Dataset listings of figures
──────────

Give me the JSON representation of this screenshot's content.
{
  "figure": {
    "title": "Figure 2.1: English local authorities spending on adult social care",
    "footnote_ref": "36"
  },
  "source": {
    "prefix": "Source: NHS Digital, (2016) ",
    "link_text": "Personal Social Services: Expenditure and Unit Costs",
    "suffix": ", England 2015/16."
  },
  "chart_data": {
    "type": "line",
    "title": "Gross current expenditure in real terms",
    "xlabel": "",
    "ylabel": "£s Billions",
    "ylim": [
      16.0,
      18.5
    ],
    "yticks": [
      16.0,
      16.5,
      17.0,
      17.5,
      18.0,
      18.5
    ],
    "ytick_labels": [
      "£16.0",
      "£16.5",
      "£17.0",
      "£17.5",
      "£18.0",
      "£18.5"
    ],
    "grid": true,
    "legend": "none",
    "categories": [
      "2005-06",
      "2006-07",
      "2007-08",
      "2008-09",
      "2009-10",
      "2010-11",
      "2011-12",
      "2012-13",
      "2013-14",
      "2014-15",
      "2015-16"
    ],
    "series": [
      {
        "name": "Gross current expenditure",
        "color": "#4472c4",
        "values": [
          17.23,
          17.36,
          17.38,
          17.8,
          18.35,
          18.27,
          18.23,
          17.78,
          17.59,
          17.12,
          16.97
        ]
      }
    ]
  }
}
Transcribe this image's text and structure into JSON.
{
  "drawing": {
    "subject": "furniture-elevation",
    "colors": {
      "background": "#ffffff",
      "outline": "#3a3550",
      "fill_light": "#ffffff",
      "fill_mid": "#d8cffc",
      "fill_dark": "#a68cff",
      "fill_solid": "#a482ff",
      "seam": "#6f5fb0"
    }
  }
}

──────────

> Problem details
Each record above should be repeated exactly as it appears.

> Exercise output
Give me the JSON representation of this screenshot's content.
{
  "figure": {
    "title": "Figure 2.1: English local authorities spending on adult social care",
    "footnote_ref": "36"
  },
  "source": {
    "prefix": "Source: NHS Digital, (2016) ",
    "link_text": "Personal Social Services: Expenditure and Unit Costs",
    "suffix": ", England 2015/16."
  },
  "chart_data": {
    "type": "line",
    "title": "Gross current expenditure in real terms",
    "xlabel": "",
    "ylabel": "£s Billions",
    "ylim": [
      16.0,
      18.5
    ],
    "yticks": [
      16.0,
      16.5,
      17.0,
      17.5,
      18.0,
      18.5
    ],
    "ytick_labels": [
      "£16.0",
      "£16.5",
      "£17.0",
      "£17.5",
      "£18.0",
      "£18.5"
    ],
    "grid": true,
    "legend": "none",
    "categories": [
      "2005-06",
      "2006-07",
      "2007-08",
      "2008-09",
      "2009-10",
      "2010-11",
      "2011-12",
      "2012-13",
      "2013-14",
      "2014-15",
      "2015-16"
    ],
    "series": [
      {
        "name": "Gross current expenditure",
        "color": "#4472c4",
        "values": [
          17.23,
          17.36,
          17.38,
          17.8,
          18.35,
          18.27,
          18.23,
          17.78,
          17.59,
          17.12,
          16.97
        ]
      }
    ]
  }
}
Transcribe this image's text and structure into JSON.
{
  "drawing": {
    "subject": "furniture-elevation",
    "colors": {
      "background": "#ffffff",
      "outline": "#3a3550",
      "fill_light": "#ffffff",
      "fill_mid": "#d8cffc",
      "fill_dark": "#a68cff",
      "fill_solid": "#a482ff",
      "seam": "#6f5fb0"
    }
  }
}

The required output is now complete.